→ **WRITTEN TASK**: Reproduce the records below in their entirety, character for character.

→ **AVAILABLE DATA**:
----

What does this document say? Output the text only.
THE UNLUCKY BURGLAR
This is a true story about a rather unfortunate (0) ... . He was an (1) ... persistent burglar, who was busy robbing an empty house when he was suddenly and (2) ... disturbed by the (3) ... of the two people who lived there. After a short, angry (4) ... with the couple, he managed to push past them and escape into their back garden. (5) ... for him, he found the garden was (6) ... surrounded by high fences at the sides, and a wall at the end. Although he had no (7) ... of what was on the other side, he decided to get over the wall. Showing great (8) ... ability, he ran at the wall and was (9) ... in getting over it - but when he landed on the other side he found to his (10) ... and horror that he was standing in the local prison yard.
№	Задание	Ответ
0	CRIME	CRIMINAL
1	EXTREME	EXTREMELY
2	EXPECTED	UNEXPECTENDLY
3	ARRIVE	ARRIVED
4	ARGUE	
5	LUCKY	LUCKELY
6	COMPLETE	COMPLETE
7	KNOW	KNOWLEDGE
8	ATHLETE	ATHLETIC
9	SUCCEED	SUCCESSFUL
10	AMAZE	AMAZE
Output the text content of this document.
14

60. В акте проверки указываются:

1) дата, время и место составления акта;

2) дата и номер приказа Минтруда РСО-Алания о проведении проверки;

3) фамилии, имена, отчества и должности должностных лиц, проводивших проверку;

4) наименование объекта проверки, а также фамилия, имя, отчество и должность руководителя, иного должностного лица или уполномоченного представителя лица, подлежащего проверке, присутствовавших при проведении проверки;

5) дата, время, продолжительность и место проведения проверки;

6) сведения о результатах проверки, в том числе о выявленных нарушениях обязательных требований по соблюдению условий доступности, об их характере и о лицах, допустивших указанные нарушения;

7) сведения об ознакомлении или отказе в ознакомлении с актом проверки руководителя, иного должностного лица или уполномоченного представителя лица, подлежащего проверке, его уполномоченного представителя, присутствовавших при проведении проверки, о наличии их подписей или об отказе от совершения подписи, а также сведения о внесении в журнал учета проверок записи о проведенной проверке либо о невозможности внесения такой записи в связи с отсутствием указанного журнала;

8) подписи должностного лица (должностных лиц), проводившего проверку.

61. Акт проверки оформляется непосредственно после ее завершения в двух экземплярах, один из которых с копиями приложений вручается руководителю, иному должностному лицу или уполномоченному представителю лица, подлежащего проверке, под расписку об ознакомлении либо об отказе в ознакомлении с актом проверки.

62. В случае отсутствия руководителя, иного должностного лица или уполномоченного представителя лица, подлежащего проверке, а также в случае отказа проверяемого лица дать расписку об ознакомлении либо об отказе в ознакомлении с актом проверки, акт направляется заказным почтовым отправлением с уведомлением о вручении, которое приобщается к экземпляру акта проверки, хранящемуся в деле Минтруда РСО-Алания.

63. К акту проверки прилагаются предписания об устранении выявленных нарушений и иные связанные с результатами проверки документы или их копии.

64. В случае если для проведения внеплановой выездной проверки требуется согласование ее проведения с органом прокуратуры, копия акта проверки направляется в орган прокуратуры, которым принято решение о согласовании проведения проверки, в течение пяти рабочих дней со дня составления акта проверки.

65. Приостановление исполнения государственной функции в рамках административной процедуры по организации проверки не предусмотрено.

----

→ **FINAL RESULT**:
What does this document say? Output the text only.
THE UNLUCKY BURGLAR
This is a true story about a rather unfortunate (0) ... . He was an (1) ... persistent burglar, who was busy robbing an empty house when he was suddenly and (2) ... disturbed by the (3) ... of the two people who lived there. After a short, angry (4) ... with the couple, he managed to push past them and escape into their back garden. (5) ... for him, he found the garden was (6) ... surrounded by high fences at the sides, and a wall at the end. Although he had no (7) ... of what was on the other side, he decided to get over the wall. Showing great (8) ... ability, he ran at the wall and was (9) ... in getting over it - but when he landed on the other side he found to his (10) ... and horror that he was standing in the local prison yard.
№	Задание	Ответ
0	CRIME	CRIMINAL
1	EXTREME	EXTREMELY
2	EXPECTED	UNEXPECTENDLY
3	ARRIVE	ARRIVED
4	ARGUE	
5	LUCKY	LUCKELY
6	COMPLETE	COMPLETE
7	KNOW	KNOWLEDGE
8	ATHLETE	ATHLETIC
9	SUCCEED	SUCCESSFUL
10	AMAZE	AMAZE
Output the text content of this document.
14

60. В акте проверки указываются:

1) дата, время и место составления акта;

2) дата и номер приказа Минтруда РСО-Алания о проведении проверки;

3) фамилии, имена, отчества и должности должностных лиц, проводивших проверку;

4) наименование объекта проверки, а также фамилия, имя, отчество и должность руководителя, иного должностного лица или уполномоченного представителя лица, подлежащего проверке, присутствовавших при проведении проверки;

5) дата, время, продолжительность и место проведения проверки;

6) сведения о результатах проверки, в том числе о выявленных нарушениях обязательных требований по соблюдению условий доступности, об их характере и о лицах, допустивших указанные нарушения;

7) сведения об ознакомлении или отказе в ознакомлении с актом проверки руководителя, иного должностного лица или уполномоченного представителя лица, подлежащего проверке, его уполномоченного представителя, присутствовавших при проведении проверки, о наличии их подписей или об отказе от совершения подписи, а также сведения о внесении в журнал учета проверок записи о проведенной проверке либо о невозможности внесения такой записи в связи с отсутствием указанного журнала;

8) подписи должностного лица (должностных лиц), проводившего проверку.

61. Акт проверки оформляется непосредственно после ее завершения в двух экземплярах, один из которых с копиями приложений вручается руководителю, иному должностному лицу или уполномоченному представителю лица, подлежащего проверке, под расписку об ознакомлении либо об отказе в ознакомлении с актом проверки.

62. В случае отсутствия руководителя, иного должностного лица или уполномоченного представителя лица, подлежащего проверке, а также в случае отказа проверяемого лица дать расписку об ознакомлении либо об отказе в ознакомлении с актом проверки, акт направляется заказным почтовым отправлением с уведомлением о вручении, которое приобщается к экземпляру акта проверки, хранящемуся в деле Минтруда РСО-Алания.

63. К акту проверки прилагаются предписания об устранении выявленных нарушений и иные связанные с результатами проверки документы или их копии.

64. В случае если для проведения внеплановой выездной проверки требуется согласование ее проведения с органом прокуратуры, копия акта проверки направляется в орган прокуратуры, которым принято решение о согласовании проведения проверки, в течение пяти рабочих дней со дня составления акта проверки.

65. Приостановление исполнения государственной функции в рамках административной процедуры по организации проверки не предусмотрено.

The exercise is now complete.